* **Task prompt**
Below are some records. Count the lines with "subtitle" in them and give nothing but the total.

* **The records**
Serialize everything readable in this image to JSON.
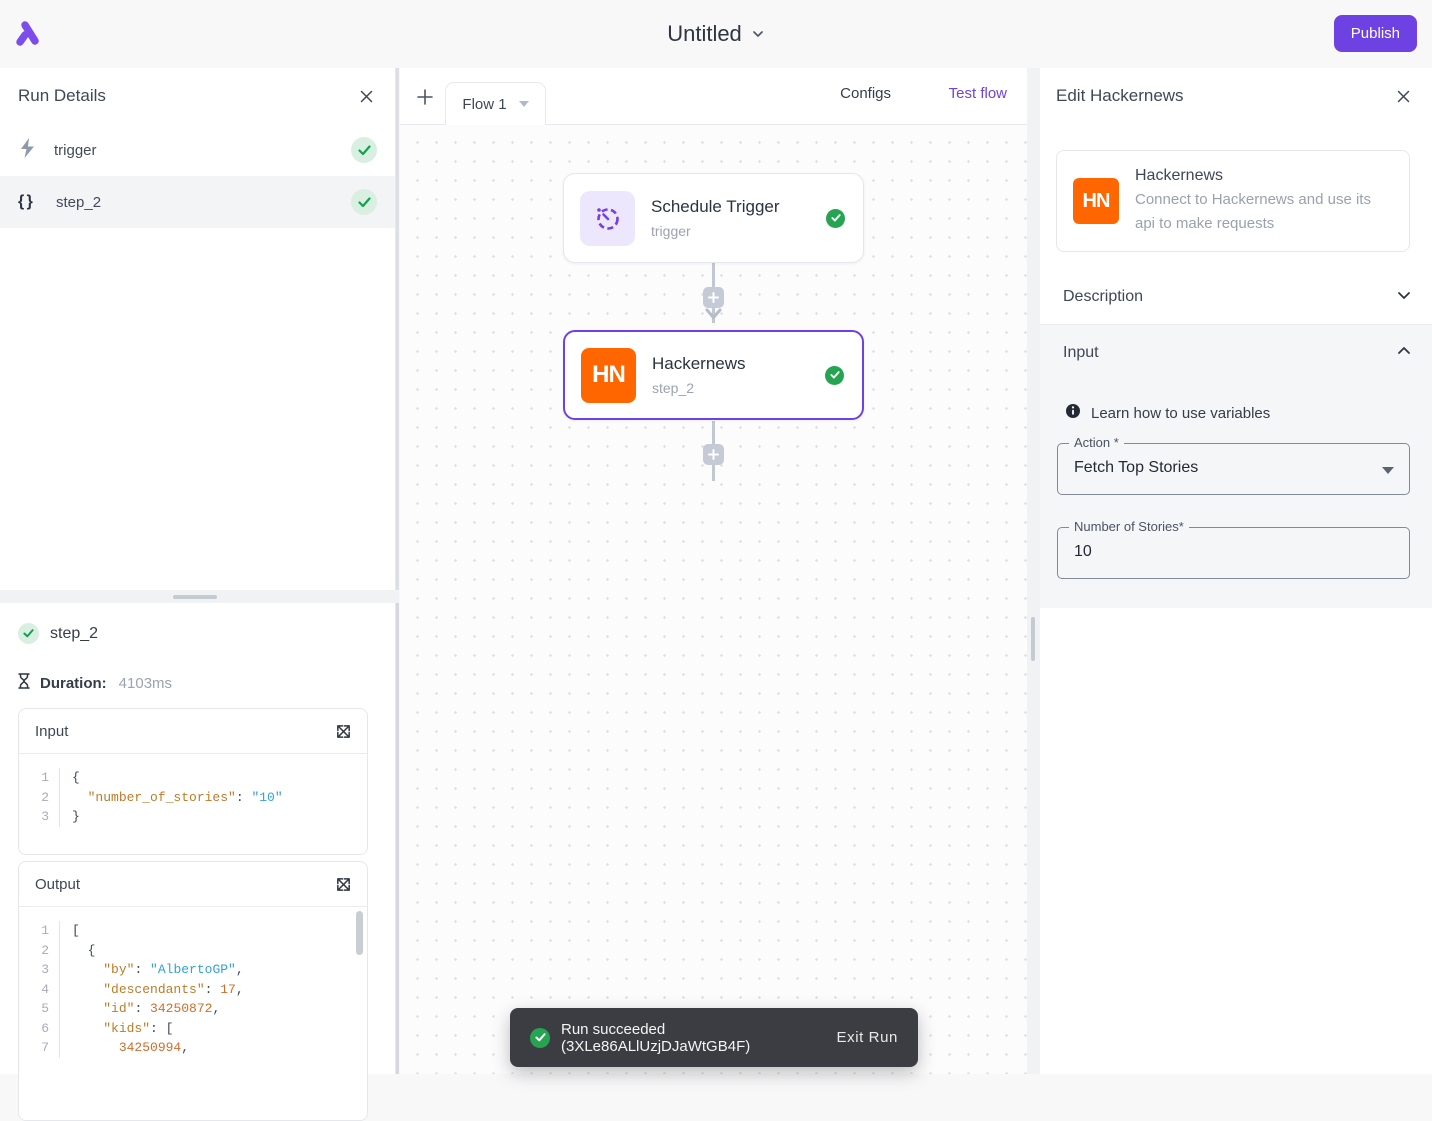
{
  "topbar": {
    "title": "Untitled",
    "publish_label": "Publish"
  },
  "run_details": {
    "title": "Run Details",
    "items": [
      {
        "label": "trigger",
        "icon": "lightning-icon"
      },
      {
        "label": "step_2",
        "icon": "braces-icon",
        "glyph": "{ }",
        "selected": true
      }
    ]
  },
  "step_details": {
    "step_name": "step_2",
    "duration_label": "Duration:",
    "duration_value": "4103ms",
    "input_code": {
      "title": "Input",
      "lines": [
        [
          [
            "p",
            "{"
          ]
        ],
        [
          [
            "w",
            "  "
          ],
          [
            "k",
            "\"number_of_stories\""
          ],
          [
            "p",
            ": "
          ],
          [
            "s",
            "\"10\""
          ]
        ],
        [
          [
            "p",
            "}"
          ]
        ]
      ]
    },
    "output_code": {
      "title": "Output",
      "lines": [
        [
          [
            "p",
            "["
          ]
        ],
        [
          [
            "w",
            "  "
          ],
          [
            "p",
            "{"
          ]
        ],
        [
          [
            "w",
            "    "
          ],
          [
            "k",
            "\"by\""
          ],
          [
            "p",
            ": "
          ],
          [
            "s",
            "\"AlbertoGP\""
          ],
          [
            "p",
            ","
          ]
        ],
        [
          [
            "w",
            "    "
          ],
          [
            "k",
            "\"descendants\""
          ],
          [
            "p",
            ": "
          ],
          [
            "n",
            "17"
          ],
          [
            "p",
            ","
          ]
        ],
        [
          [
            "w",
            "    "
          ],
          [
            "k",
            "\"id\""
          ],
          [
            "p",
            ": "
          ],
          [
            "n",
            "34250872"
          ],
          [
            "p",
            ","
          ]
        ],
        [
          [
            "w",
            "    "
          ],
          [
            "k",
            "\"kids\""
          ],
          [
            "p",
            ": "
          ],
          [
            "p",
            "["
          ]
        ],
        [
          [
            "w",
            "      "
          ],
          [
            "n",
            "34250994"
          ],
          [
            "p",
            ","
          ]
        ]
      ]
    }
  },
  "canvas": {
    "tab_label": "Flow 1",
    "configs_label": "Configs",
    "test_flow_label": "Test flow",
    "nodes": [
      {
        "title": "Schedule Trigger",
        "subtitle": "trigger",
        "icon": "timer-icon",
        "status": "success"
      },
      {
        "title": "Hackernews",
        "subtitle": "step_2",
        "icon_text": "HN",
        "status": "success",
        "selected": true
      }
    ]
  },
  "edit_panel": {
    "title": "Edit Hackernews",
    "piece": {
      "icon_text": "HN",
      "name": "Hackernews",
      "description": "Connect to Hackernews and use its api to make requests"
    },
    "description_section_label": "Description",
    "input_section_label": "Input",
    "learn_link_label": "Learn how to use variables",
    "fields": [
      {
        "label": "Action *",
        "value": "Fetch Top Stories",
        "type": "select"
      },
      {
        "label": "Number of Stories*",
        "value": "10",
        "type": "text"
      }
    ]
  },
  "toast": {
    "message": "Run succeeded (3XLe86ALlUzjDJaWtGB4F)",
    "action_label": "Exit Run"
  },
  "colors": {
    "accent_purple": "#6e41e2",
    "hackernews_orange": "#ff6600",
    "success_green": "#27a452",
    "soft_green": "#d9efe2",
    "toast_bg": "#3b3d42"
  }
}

---

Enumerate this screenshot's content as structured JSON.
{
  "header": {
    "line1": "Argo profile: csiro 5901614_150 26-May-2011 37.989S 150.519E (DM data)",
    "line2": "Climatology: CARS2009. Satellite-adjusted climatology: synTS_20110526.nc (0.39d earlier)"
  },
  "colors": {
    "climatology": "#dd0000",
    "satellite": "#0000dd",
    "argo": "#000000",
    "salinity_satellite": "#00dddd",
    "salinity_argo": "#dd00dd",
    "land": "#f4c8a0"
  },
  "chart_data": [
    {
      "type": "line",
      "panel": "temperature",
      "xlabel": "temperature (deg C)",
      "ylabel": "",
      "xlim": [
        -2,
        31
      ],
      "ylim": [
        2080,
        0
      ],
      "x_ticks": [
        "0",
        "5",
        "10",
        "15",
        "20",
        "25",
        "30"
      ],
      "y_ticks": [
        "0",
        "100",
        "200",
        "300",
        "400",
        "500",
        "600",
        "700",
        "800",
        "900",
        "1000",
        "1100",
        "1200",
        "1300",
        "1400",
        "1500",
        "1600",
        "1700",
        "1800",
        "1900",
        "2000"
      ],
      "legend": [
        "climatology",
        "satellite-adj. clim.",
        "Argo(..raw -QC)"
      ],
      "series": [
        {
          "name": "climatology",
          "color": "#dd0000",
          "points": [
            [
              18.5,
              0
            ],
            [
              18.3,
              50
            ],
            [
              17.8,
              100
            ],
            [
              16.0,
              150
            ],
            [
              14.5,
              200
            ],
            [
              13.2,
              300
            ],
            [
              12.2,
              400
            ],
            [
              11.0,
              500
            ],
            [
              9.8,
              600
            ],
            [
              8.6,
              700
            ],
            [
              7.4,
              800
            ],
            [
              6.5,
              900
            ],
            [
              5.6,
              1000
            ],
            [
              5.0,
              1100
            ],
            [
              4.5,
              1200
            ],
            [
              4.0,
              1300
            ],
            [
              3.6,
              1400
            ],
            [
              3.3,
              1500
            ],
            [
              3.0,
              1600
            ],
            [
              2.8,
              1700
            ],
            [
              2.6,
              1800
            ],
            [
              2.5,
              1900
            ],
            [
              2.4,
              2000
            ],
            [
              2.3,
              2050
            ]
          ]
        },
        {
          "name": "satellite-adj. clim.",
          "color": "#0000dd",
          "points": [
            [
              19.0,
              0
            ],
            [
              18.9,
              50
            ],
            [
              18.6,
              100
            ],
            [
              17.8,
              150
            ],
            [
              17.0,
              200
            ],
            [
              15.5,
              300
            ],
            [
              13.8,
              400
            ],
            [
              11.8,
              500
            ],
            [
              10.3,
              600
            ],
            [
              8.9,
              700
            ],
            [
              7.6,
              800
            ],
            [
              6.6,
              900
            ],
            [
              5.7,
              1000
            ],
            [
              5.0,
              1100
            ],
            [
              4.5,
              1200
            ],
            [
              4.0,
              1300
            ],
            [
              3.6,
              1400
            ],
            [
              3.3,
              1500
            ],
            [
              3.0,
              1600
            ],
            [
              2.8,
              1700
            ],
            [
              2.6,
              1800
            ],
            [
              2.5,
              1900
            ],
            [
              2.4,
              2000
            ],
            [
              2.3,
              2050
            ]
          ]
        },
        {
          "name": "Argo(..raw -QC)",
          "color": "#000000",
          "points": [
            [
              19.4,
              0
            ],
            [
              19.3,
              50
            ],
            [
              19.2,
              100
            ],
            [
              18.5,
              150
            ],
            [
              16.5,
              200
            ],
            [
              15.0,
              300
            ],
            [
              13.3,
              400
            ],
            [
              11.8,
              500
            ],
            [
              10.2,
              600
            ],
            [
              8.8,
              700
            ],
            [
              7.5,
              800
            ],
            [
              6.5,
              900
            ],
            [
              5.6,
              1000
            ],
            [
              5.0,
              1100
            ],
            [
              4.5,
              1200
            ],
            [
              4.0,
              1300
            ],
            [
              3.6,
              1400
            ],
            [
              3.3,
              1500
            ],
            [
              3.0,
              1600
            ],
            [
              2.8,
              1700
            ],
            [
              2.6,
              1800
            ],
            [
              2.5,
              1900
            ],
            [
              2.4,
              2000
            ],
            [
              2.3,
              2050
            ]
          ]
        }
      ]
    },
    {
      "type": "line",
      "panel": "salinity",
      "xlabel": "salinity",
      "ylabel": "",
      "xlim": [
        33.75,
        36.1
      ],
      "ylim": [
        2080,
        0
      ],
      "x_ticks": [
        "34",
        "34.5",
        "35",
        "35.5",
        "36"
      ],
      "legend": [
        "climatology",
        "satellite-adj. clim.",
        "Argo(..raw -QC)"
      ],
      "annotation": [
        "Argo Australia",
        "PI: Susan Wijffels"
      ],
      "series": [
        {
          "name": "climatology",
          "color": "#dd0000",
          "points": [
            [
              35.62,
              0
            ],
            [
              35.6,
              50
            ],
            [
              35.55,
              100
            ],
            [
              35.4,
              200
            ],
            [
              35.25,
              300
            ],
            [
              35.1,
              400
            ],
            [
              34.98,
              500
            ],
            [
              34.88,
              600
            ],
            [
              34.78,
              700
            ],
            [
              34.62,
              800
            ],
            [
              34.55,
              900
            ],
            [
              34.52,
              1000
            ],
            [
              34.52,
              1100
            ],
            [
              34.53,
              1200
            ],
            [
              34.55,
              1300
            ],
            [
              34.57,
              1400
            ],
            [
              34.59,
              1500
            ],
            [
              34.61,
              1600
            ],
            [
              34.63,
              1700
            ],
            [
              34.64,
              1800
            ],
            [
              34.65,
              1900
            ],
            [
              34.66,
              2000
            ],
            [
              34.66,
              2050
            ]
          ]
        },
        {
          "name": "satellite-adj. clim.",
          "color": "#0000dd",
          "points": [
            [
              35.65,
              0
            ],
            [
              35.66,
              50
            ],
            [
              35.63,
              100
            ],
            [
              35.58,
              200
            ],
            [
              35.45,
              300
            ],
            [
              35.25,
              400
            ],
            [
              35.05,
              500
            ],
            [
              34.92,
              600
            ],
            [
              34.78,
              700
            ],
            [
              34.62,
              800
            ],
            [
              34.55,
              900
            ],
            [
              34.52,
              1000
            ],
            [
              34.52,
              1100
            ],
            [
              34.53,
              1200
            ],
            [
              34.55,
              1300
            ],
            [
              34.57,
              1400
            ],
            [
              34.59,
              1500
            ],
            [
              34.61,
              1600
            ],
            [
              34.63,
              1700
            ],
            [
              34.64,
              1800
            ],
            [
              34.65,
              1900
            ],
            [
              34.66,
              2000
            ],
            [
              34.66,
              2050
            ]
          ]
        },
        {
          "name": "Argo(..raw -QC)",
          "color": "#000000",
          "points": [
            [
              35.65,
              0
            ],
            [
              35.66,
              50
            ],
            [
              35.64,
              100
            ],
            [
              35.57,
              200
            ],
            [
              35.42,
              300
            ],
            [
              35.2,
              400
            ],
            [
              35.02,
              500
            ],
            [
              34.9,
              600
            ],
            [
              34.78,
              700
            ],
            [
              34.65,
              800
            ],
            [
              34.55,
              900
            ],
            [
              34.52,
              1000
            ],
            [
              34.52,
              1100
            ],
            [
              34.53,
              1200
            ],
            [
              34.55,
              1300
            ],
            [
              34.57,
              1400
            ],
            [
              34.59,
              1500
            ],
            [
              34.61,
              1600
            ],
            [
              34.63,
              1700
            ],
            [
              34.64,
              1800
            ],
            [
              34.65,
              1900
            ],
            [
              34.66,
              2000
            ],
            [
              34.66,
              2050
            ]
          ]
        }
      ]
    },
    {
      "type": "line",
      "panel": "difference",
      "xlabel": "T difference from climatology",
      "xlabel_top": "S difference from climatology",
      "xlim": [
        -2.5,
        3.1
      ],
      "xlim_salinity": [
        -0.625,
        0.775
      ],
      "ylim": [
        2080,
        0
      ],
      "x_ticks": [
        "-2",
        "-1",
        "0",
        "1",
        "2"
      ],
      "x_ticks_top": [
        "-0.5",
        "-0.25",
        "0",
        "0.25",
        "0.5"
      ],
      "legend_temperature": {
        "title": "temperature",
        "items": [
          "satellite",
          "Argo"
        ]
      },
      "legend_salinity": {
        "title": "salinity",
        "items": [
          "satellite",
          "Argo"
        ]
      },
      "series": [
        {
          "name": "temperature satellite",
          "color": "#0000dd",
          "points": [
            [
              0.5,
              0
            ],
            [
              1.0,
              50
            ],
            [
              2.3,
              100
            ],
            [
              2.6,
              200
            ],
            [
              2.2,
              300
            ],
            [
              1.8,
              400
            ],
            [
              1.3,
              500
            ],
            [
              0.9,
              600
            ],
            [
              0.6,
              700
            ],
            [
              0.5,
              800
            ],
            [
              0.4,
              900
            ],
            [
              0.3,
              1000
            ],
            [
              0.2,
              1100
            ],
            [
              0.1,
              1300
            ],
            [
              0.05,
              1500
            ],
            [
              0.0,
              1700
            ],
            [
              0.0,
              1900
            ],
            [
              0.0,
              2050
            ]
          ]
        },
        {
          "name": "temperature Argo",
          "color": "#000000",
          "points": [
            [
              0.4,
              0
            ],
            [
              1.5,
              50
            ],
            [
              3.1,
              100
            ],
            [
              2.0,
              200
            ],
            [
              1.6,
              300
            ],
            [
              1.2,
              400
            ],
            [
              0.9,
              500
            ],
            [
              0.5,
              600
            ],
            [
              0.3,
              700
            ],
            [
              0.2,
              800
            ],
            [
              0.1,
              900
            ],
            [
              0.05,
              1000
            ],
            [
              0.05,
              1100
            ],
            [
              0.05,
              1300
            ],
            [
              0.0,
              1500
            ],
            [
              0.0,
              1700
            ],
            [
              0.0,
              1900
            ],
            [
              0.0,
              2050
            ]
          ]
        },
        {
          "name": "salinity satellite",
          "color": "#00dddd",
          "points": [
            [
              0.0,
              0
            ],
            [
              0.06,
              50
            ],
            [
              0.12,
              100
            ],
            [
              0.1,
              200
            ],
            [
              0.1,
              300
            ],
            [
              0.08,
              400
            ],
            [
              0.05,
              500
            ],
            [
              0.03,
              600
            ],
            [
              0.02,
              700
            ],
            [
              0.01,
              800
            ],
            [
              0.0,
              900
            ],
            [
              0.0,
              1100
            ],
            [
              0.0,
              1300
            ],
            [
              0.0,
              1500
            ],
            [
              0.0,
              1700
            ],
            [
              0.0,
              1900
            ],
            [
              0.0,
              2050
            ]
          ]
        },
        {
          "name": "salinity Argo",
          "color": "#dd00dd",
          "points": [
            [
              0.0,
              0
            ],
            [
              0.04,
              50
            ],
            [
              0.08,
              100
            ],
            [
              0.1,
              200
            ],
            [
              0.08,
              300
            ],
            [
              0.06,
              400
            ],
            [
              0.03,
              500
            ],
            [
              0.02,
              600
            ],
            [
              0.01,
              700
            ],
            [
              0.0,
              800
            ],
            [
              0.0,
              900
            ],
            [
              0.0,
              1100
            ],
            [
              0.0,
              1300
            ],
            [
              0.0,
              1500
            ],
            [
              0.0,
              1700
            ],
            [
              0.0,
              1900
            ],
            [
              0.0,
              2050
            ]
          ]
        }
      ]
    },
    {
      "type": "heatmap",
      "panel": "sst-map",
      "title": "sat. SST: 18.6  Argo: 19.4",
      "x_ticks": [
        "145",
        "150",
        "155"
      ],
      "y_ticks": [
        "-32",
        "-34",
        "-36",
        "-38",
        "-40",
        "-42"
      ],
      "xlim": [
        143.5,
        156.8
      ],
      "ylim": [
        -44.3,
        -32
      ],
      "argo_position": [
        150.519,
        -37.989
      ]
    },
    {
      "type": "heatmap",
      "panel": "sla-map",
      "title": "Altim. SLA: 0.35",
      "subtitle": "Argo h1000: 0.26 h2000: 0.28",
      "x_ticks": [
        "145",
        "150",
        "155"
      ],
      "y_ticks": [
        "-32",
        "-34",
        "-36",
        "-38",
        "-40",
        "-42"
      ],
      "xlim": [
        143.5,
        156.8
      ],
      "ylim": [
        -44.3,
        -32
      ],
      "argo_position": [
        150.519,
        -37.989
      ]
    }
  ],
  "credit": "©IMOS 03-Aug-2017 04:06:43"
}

* **Solved exercise**
3